_Written problem_
Output all of the data below exactly as given.

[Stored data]
------------------------------

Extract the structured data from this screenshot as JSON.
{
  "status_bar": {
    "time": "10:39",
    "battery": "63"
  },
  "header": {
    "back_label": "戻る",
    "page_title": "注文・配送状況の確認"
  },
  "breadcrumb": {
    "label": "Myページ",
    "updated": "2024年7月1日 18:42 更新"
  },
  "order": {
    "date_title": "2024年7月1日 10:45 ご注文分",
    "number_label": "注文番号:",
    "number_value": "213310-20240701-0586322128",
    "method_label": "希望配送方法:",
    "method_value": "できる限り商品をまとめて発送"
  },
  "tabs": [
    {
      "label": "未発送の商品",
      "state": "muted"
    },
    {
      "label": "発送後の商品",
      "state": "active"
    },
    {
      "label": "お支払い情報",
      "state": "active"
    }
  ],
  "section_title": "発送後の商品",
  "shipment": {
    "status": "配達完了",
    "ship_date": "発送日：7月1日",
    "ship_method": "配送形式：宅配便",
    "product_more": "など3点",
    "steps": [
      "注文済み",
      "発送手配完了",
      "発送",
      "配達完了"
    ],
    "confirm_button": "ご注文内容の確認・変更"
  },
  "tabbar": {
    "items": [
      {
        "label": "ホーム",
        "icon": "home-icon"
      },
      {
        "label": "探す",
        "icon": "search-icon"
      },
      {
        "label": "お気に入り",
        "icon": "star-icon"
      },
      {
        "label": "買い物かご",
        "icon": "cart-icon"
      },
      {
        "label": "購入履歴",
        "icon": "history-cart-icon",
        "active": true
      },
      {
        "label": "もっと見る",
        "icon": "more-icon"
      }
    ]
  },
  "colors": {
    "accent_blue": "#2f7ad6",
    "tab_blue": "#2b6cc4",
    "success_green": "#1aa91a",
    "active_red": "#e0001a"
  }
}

------------------------------

_Reply to the exercise_
Extract the structured data from this screenshot as JSON.
{
  "status_bar": {
    "time": "10:39",
    "battery": "63"
  },
  "header": {
    "back_label": "戻る",
    "page_title": "注文・配送状況の確認"
  },
  "breadcrumb": {
    "label": "Myページ",
    "updated": "2024年7月1日 18:42 更新"
  },
  "order": {
    "date_title": "2024年7月1日 10:45 ご注文分",
    "number_label": "注文番号:",
    "number_value": "213310-20240701-0586322128",
    "method_label": "希望配送方法:",
    "method_value": "できる限り商品をまとめて発送"
  },
  "tabs": [
    {
      "label": "未発送の商品",
      "state": "muted"
    },
    {
      "label": "発送後の商品",
      "state": "active"
    },
    {
      "label": "お支払い情報",
      "state": "active"
    }
  ],
  "section_title": "発送後の商品",
  "shipment": {
    "status": "配達完了",
    "ship_date": "発送日：7月1日",
    "ship_method": "配送形式：宅配便",
    "product_more": "など3点",
    "steps": [
      "注文済み",
      "発送手配完了",
      "発送",
      "配達完了"
    ],
    "confirm_button": "ご注文内容の確認・変更"
  },
  "tabbar": {
    "items": [
      {
        "label": "ホーム",
        "icon": "home-icon"
      },
      {
        "label": "探す",
        "icon": "search-icon"
      },
      {
        "label": "お気に入り",
        "icon": "star-icon"
      },
      {
        "label": "買い物かご",
        "icon": "cart-icon"
      },
      {
        "label": "購入履歴",
        "icon": "history-cart-icon",
        "active": true
      },
      {
        "label": "もっと見る",
        "icon": "more-icon"
      }
    ]
  },
  "colors": {
    "accent_blue": "#2f7ad6",
    "tab_blue": "#2b6cc4",
    "success_green": "#1aa91a",
    "active_red": "#e0001a"
  }
}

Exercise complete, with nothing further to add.